**Work instructions**: Search the listing below for "name". Copy each matching line.

Data for the task start

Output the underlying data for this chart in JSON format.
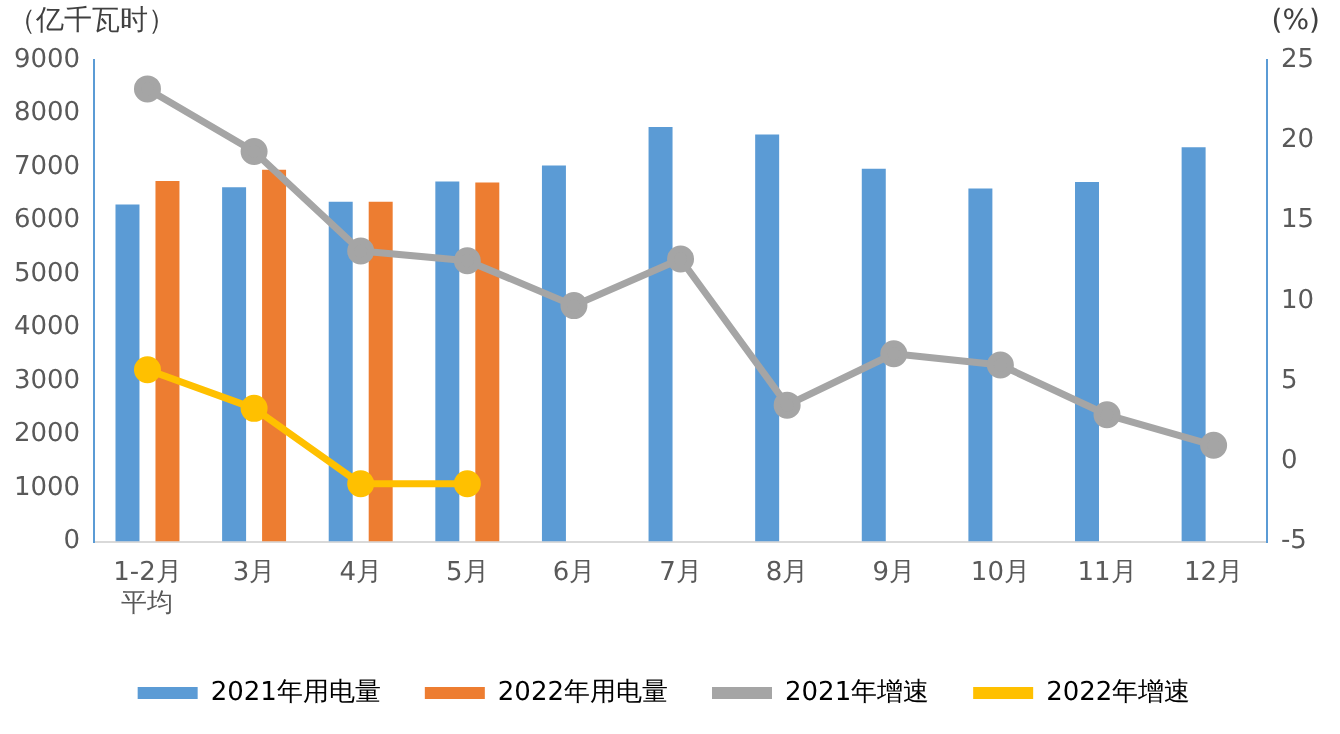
{
  "chart_data": {
    "type": "bar",
    "ylabel": "（亿千瓦时）",
    "y2label": "(%)",
    "categories": [
      "1-2月平均",
      "3月",
      "4月",
      "5月",
      "6月",
      "7月",
      "8月",
      "9月",
      "10月",
      "11月",
      "12月"
    ],
    "series": [
      {
        "name": "2021年用电量",
        "color": "#5b9bd5",
        "values": [
          6300,
          6620,
          6350,
          6730,
          7030,
          7750,
          7610,
          6970,
          6600,
          6720,
          7370
        ]
      },
      {
        "name": "2022年用电量",
        "color": "#ed7d31",
        "values": [
          6740,
          6950,
          6350,
          6710,
          null,
          null,
          null,
          null,
          null,
          null,
          null
        ]
      },
      {
        "name": "2021年增速",
        "type": "line",
        "axis": "y2",
        "color": "#a5a5a5",
        "values": [
          23.2,
          19.3,
          13.1,
          12.5,
          9.7,
          12.6,
          3.5,
          6.7,
          6.0,
          2.9,
          1.0
        ]
      },
      {
        "name": "2022年增速",
        "type": "line",
        "axis": "y2",
        "color": "#ffc000",
        "values": [
          5.7,
          3.3,
          -1.4,
          -1.4,
          null,
          null,
          null,
          null,
          null,
          null,
          null
        ]
      }
    ],
    "ylim": [
      0,
      9000
    ],
    "yticks": [
      0,
      1000,
      2000,
      3000,
      4000,
      5000,
      6000,
      7000,
      8000,
      9000
    ],
    "y2lim": [
      -5,
      25
    ],
    "y2ticks": [
      -5,
      0,
      5,
      10,
      15,
      20,
      25
    ],
    "grid": false,
    "legend": "bottom",
    "marker": "circle"
  }
}
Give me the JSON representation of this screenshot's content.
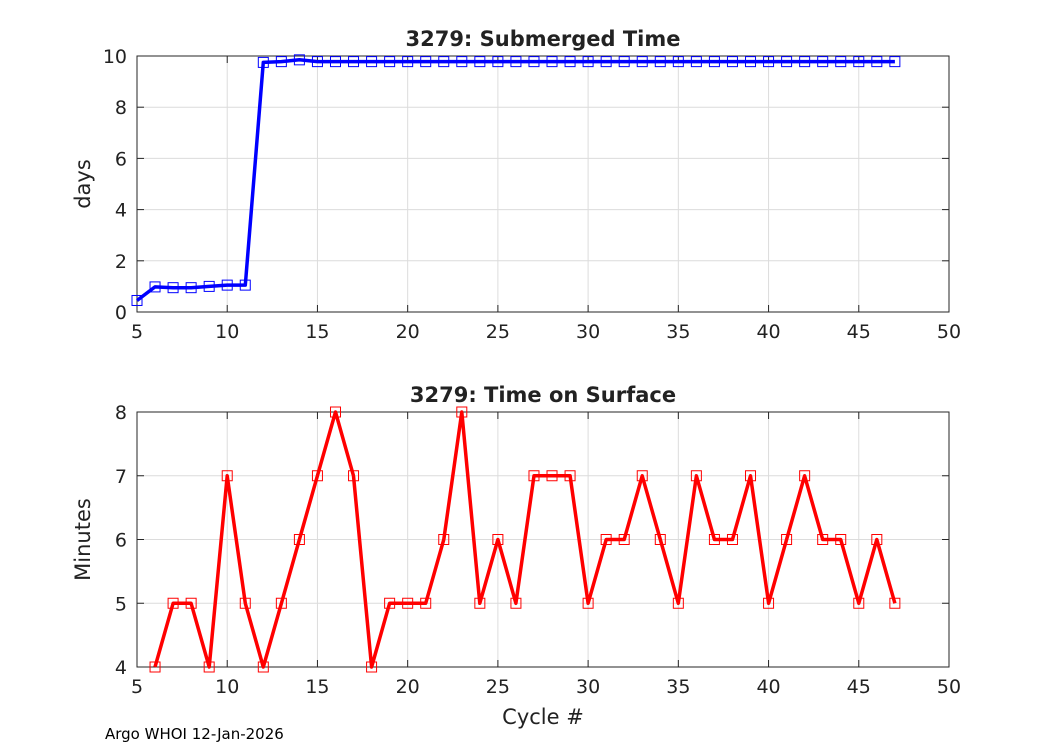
{
  "footer": {
    "text": "Argo WHOI 12-Jan-2026"
  },
  "chart_data": [
    {
      "type": "line",
      "title": "3279: Submerged Time",
      "xlabel": "",
      "ylabel": "days",
      "xlim": [
        5,
        50
      ],
      "ylim": [
        0,
        10
      ],
      "xticks": [
        5,
        10,
        15,
        20,
        25,
        30,
        35,
        40,
        45,
        50
      ],
      "yticks": [
        0,
        2,
        4,
        6,
        8,
        10
      ],
      "grid": true,
      "series": [
        {
          "name": "Submerged Time",
          "color": "#0000ff",
          "marker": "square",
          "x": [
            5,
            6,
            7,
            8,
            9,
            10,
            11,
            12,
            13,
            14,
            15,
            16,
            17,
            18,
            19,
            20,
            21,
            22,
            23,
            24,
            25,
            26,
            27,
            28,
            29,
            30,
            31,
            32,
            33,
            34,
            35,
            36,
            37,
            38,
            39,
            40,
            41,
            42,
            43,
            44,
            45,
            46,
            47
          ],
          "y": [
            0.45,
            0.98,
            0.95,
            0.95,
            1.0,
            1.05,
            1.05,
            9.75,
            9.78,
            9.85,
            9.78,
            9.78,
            9.78,
            9.78,
            9.78,
            9.78,
            9.78,
            9.78,
            9.78,
            9.78,
            9.78,
            9.78,
            9.78,
            9.78,
            9.78,
            9.78,
            9.78,
            9.78,
            9.78,
            9.78,
            9.78,
            9.78,
            9.78,
            9.78,
            9.78,
            9.78,
            9.78,
            9.78,
            9.78,
            9.78,
            9.78,
            9.78,
            9.78
          ]
        }
      ]
    },
    {
      "type": "line",
      "title": "3279: Time on Surface",
      "xlabel": "Cycle #",
      "ylabel": "Minutes",
      "xlim": [
        5,
        50
      ],
      "ylim": [
        4,
        8
      ],
      "xticks": [
        5,
        10,
        15,
        20,
        25,
        30,
        35,
        40,
        45,
        50
      ],
      "yticks": [
        4,
        5,
        6,
        7,
        8
      ],
      "grid": true,
      "series": [
        {
          "name": "Time on Surface",
          "color": "#ff0000",
          "marker": "square",
          "x": [
            6,
            7,
            8,
            9,
            10,
            11,
            12,
            13,
            14,
            15,
            16,
            17,
            18,
            19,
            20,
            21,
            22,
            23,
            24,
            25,
            26,
            27,
            28,
            29,
            30,
            31,
            32,
            33,
            34,
            35,
            36,
            37,
            38,
            39,
            40,
            41,
            42,
            43,
            44,
            45,
            46,
            47
          ],
          "y": [
            4,
            5,
            5,
            4,
            7,
            5,
            4,
            5,
            6,
            7,
            8,
            7,
            4,
            5,
            5,
            5,
            6,
            8,
            5,
            6,
            5,
            7,
            7,
            7,
            5,
            6,
            6,
            7,
            6,
            5,
            7,
            6,
            6,
            7,
            5,
            6,
            7,
            6,
            6,
            5,
            6,
            5
          ]
        }
      ]
    }
  ]
}
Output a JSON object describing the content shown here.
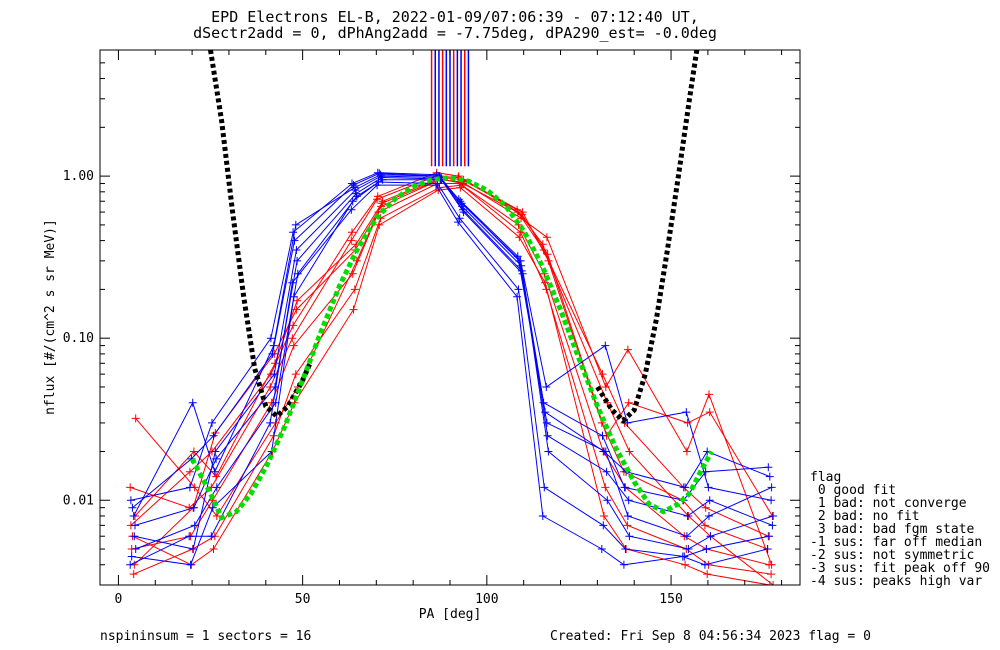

Data for the task end

**Answer to this task**:
        "name": "2021年用电量",
        "name": "2022年用电量",
        "name": "2021年增速",
        "name": "2022年增速",
          "name": "Submerged Time",
          "name": "Time on Surface",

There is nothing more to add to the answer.